Begin Records to process

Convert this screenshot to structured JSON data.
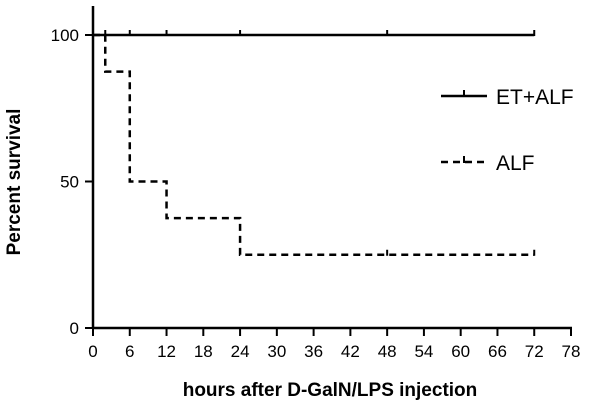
{
  "chart_data": {
    "type": "line",
    "title": "",
    "xlabel": "hours after D-GalN/LPS injection",
    "ylabel": "Percent survival",
    "xlim": [
      0,
      78
    ],
    "ylim": [
      0,
      100
    ],
    "x_ticks": [
      0,
      6,
      12,
      18,
      24,
      30,
      36,
      42,
      48,
      54,
      60,
      66,
      72,
      78
    ],
    "y_ticks": [
      0,
      50,
      100
    ],
    "grid": false,
    "legend_position": "right",
    "series": [
      {
        "name": "ET+ALF",
        "style": "solid",
        "color": "#000000",
        "steps": [
          [
            0,
            100
          ],
          [
            72,
            100
          ]
        ],
        "censor_marks": [
          [
            2,
            100
          ],
          [
            6,
            100
          ],
          [
            12,
            100
          ],
          [
            24,
            100
          ],
          [
            48,
            100
          ],
          [
            72,
            100
          ]
        ]
      },
      {
        "name": "ALF",
        "style": "dashed",
        "color": "#000000",
        "steps": [
          [
            0,
            100
          ],
          [
            2,
            87.5
          ],
          [
            6,
            50
          ],
          [
            12,
            37.5
          ],
          [
            24,
            25
          ],
          [
            72,
            25
          ]
        ],
        "censor_marks": [
          [
            48,
            25
          ],
          [
            72,
            25
          ]
        ]
      }
    ]
  }
}
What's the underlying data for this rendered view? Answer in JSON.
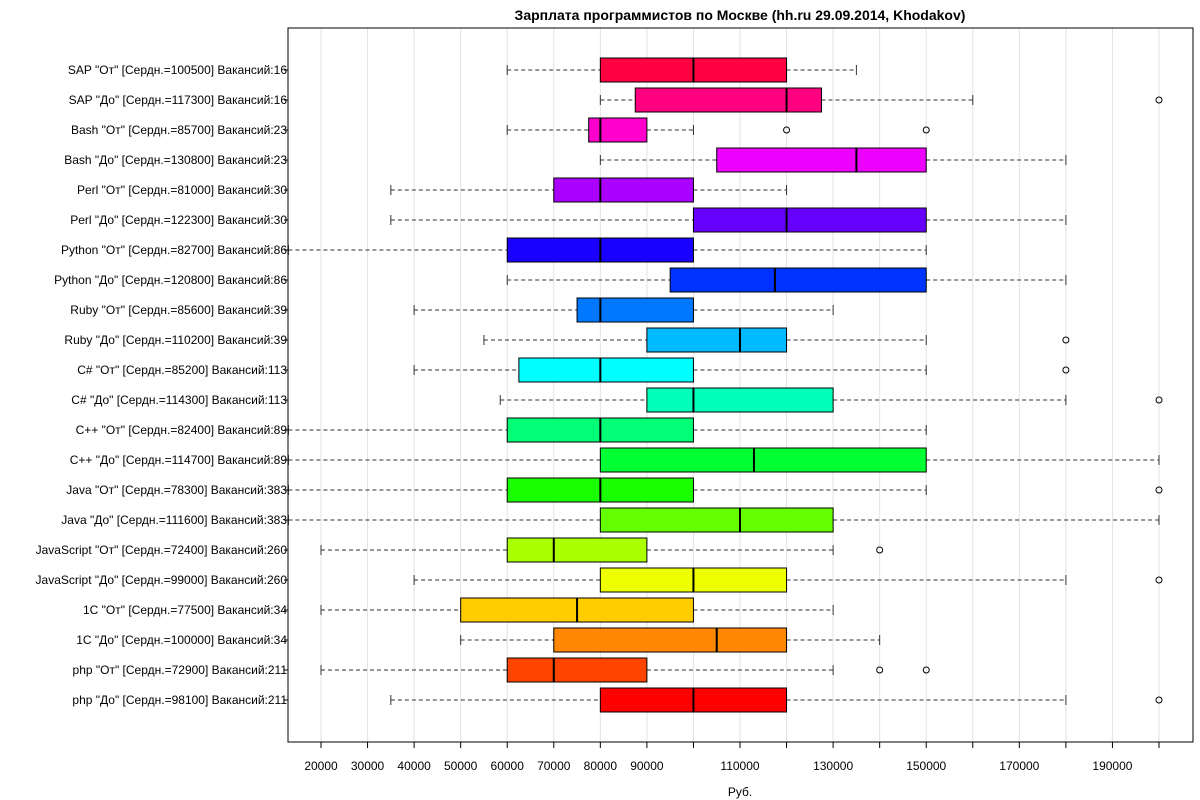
{
  "chart_data": {
    "type": "boxplot",
    "title": "Зарплата программистов по Москве (hh.ru 29.09.2014, Khodakov)",
    "xlabel": "Руб.",
    "ylabel": "",
    "xlim": [
      13000,
      207000
    ],
    "grid": true,
    "x_ticks": [
      20000,
      30000,
      40000,
      50000,
      60000,
      70000,
      80000,
      90000,
      110000,
      130000,
      150000,
      170000,
      190000
    ],
    "series": [
      {
        "label": "SAP \"От\" [Сердн.=100500] Вакансий:16",
        "color": "#ff0040",
        "whisker_low": 60000,
        "q1": 80000,
        "median": 100000,
        "q3": 120000,
        "whisker_high": 135000,
        "outliers": []
      },
      {
        "label": "SAP \"До\" [Сердн.=117300] Вакансий:16",
        "color": "#ff0080",
        "whisker_low": 80000,
        "q1": 87500,
        "median": 120000,
        "q3": 127500,
        "whisker_high": 160000,
        "outliers": [
          200000
        ]
      },
      {
        "label": "Bash \"От\" [Сердн.=85700] Вакансий:23",
        "color": "#ff00cc",
        "whisker_low": 60000,
        "q1": 77500,
        "median": 80000,
        "q3": 90000,
        "whisker_high": 100000,
        "outliers": [
          120000,
          150000
        ]
      },
      {
        "label": "Bash \"До\" [Сердн.=130800] Вакансий:23",
        "color": "#ee00ff",
        "whisker_low": 80000,
        "q1": 105000,
        "median": 135000,
        "q3": 150000,
        "whisker_high": 180000,
        "outliers": []
      },
      {
        "label": "Perl \"От\" [Сердн.=81000] Вакансий:30",
        "color": "#aa00ff",
        "whisker_low": 35000,
        "q1": 70000,
        "median": 80000,
        "q3": 100000,
        "whisker_high": 120000,
        "outliers": []
      },
      {
        "label": "Perl \"До\" [Сердн.=122300] Вакансий:30",
        "color": "#6600ff",
        "whisker_low": 35000,
        "q1": 100000,
        "median": 120000,
        "q3": 150000,
        "whisker_high": 180000,
        "outliers": []
      },
      {
        "label": "Python \"От\" [Сердн.=82700] Вакансий:86",
        "color": "#1a00ff",
        "whisker_low": 13000,
        "q1": 60000,
        "median": 80000,
        "q3": 100000,
        "whisker_high": 150000,
        "outliers": []
      },
      {
        "label": "Python \"До\" [Сердн.=120800] Вакансий:86",
        "color": "#0033ff",
        "whisker_low": 60000,
        "q1": 95000,
        "median": 117500,
        "q3": 150000,
        "whisker_high": 180000,
        "outliers": []
      },
      {
        "label": "Ruby \"От\" [Сердн.=85600] Вакансий:39",
        "color": "#0077ff",
        "whisker_low": 40000,
        "q1": 75000,
        "median": 80000,
        "q3": 100000,
        "whisker_high": 130000,
        "outliers": []
      },
      {
        "label": "Ruby \"До\" [Сердн.=110200] Вакансий:39",
        "color": "#00bbff",
        "whisker_low": 55000,
        "q1": 90000,
        "median": 110000,
        "q3": 120000,
        "whisker_high": 150000,
        "outliers": [
          180000
        ]
      },
      {
        "label": "C# \"От\" [Сердн.=85200] Вакансий:113",
        "color": "#00ffff",
        "whisker_low": 40000,
        "q1": 62500,
        "median": 80000,
        "q3": 100000,
        "whisker_high": 150000,
        "outliers": [
          180000
        ]
      },
      {
        "label": "C# \"До\" [Сердн.=114300] Вакансий:113",
        "color": "#00ffbb",
        "whisker_low": 58500,
        "q1": 90000,
        "median": 100000,
        "q3": 130000,
        "whisker_high": 180000,
        "outliers": [
          200000
        ]
      },
      {
        "label": "C++ \"От\" [Сердн.=82400] Вакансий:89",
        "color": "#00ff77",
        "whisker_low": 13000,
        "q1": 60000,
        "median": 80000,
        "q3": 100000,
        "whisker_high": 150000,
        "outliers": []
      },
      {
        "label": "C++ \"До\" [Сердн.=114700] Вакансий:89",
        "color": "#00ff33",
        "whisker_low": 13000,
        "q1": 80000,
        "median": 113000,
        "q3": 150000,
        "whisker_high": 200000,
        "outliers": []
      },
      {
        "label": "Java \"От\" [Сердн.=78300] Вакансий:383",
        "color": "#1aff00",
        "whisker_low": 13000,
        "q1": 60000,
        "median": 80000,
        "q3": 100000,
        "whisker_high": 150000,
        "outliers": [
          200000
        ]
      },
      {
        "label": "Java \"До\" [Сердн.=111600] Вакансий:383",
        "color": "#66ff00",
        "whisker_low": 13000,
        "q1": 80000,
        "median": 110000,
        "q3": 130000,
        "whisker_high": 200000,
        "outliers": []
      },
      {
        "label": "JavaScript \"От\" [Сердн.=72400] Вакансий:260",
        "color": "#aaff00",
        "whisker_low": 20000,
        "q1": 60000,
        "median": 70000,
        "q3": 90000,
        "whisker_high": 130000,
        "outliers": [
          140000
        ]
      },
      {
        "label": "JavaScript \"До\" [Сердн.=99000] Вакансий:260",
        "color": "#eeff00",
        "whisker_low": 40000,
        "q1": 80000,
        "median": 100000,
        "q3": 120000,
        "whisker_high": 180000,
        "outliers": [
          200000
        ]
      },
      {
        "label": "1C \"От\" [Сердн.=77500] Вакансий:34",
        "color": "#ffcc00",
        "whisker_low": 20000,
        "q1": 50000,
        "median": 75000,
        "q3": 100000,
        "whisker_high": 130000,
        "outliers": []
      },
      {
        "label": "1C \"До\" [Сердн.=100000] Вакансий:34",
        "color": "#ff8800",
        "whisker_low": 50000,
        "q1": 70000,
        "median": 105000,
        "q3": 120000,
        "whisker_high": 140000,
        "outliers": []
      },
      {
        "label": "php \"От\" [Сердн.=72900] Вакансий:211",
        "color": "#ff4400",
        "whisker_low": 20000,
        "q1": 60000,
        "median": 70000,
        "q3": 90000,
        "whisker_high": 130000,
        "outliers": [
          140000,
          150000
        ]
      },
      {
        "label": "php \"До\" [Сердн.=98100] Вакансий:211",
        "color": "#ff0000",
        "whisker_low": 35000,
        "q1": 80000,
        "median": 100000,
        "q3": 120000,
        "whisker_high": 180000,
        "outliers": [
          200000
        ]
      }
    ]
  }
}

End Records to process

What you need to do
Extract all lines containing the word "Bash".

The result
        "label": "Bash \"От\" [Сердн.=85700] Вакансий:23",
        "label": "Bash \"До\" [Сердн.=130800] Вакансий:23",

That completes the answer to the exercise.